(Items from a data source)
------------------------

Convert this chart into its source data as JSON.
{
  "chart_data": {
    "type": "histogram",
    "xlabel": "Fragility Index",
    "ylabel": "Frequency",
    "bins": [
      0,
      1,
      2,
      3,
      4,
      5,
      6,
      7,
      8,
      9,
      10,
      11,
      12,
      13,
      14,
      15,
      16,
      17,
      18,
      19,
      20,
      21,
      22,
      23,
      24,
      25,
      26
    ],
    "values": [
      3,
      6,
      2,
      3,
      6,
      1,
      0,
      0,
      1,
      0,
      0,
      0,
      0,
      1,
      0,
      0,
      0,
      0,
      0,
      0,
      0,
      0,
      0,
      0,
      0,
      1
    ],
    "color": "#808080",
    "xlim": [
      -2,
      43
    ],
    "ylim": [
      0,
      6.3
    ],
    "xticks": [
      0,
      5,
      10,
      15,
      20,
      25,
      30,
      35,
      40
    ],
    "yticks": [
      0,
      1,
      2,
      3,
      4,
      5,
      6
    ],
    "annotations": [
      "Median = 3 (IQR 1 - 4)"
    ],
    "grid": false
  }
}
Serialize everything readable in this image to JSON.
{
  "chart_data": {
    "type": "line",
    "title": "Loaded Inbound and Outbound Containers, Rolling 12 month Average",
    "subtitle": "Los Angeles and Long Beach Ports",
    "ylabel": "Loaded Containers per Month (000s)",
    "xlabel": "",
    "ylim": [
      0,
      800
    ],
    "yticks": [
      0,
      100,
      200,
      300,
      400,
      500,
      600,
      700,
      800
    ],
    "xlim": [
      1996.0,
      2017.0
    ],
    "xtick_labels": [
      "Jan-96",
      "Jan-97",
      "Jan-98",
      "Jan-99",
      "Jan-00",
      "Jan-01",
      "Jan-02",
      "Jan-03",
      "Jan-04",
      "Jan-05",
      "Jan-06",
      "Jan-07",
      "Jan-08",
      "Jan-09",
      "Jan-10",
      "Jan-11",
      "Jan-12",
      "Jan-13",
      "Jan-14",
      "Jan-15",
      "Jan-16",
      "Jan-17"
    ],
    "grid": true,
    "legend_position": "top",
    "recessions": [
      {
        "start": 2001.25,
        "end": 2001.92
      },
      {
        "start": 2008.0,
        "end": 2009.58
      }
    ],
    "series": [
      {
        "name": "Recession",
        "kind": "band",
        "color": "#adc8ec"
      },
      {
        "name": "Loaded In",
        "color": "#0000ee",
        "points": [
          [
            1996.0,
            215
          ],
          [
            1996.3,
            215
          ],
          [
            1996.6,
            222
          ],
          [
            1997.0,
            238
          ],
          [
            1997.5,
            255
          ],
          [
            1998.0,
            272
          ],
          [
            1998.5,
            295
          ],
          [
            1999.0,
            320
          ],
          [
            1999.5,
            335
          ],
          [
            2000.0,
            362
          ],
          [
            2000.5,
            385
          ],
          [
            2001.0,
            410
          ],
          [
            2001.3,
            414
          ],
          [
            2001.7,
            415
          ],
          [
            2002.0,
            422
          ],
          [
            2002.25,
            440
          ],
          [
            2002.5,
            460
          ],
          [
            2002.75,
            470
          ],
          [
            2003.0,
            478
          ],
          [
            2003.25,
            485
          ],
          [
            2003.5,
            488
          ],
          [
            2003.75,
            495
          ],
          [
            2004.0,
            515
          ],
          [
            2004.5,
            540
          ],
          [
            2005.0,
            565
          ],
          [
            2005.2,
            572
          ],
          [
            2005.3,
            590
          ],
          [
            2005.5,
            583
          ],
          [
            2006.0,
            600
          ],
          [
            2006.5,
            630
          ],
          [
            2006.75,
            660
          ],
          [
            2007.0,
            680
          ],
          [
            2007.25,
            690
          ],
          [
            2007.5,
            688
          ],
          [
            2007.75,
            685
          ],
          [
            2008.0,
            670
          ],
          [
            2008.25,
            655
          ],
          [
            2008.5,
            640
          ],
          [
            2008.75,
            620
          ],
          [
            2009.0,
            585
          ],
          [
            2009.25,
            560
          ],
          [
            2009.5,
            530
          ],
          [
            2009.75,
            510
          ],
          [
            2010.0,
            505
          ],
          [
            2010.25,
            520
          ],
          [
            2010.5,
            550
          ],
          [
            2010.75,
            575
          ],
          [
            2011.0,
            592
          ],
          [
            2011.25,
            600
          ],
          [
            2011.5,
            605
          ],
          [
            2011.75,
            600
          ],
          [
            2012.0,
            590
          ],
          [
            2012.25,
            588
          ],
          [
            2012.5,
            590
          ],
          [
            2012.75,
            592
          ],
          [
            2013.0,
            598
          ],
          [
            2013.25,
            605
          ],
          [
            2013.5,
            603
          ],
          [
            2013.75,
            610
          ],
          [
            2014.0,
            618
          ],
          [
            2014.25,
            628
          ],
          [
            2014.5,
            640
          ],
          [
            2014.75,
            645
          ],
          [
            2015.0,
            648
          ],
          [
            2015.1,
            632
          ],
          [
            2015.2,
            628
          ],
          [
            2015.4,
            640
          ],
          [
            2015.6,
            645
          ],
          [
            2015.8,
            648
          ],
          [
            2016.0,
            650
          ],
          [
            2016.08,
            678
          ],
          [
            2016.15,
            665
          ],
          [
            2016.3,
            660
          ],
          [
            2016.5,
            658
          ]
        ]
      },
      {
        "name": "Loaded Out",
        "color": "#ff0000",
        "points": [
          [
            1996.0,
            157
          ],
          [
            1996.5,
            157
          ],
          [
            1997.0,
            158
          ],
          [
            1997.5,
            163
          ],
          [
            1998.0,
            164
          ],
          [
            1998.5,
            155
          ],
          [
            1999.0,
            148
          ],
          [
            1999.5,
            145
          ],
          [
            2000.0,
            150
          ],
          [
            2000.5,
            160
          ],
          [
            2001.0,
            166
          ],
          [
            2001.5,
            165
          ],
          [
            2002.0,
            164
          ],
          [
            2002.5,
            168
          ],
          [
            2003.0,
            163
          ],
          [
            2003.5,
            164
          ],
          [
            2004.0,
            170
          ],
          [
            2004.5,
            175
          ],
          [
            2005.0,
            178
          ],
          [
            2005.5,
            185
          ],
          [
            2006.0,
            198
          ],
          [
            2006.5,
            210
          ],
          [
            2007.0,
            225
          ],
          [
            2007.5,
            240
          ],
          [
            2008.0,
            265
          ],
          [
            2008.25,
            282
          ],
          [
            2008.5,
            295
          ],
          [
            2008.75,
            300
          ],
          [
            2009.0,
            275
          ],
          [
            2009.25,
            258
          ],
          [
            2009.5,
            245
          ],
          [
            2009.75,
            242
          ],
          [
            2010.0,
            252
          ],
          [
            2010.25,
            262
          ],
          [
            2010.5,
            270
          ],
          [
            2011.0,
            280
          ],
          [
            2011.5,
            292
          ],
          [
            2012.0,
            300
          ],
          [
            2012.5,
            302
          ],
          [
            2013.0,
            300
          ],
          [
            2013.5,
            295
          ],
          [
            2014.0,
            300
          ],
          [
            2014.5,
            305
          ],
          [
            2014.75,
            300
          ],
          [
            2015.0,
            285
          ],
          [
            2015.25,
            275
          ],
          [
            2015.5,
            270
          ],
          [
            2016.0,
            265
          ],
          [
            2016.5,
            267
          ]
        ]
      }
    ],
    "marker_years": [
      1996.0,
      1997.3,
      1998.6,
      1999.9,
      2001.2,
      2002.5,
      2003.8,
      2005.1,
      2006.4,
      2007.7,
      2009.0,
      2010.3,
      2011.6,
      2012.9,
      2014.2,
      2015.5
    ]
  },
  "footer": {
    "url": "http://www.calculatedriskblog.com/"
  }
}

------------------------

| Short exercise |
From the entries above, select each line containing the string "Containers".

| Reply |
    "title": "Loaded Inbound and Outbound Containers, Rolling 12 month Average",
    "ylabel": "Loaded Containers per Month (000s)",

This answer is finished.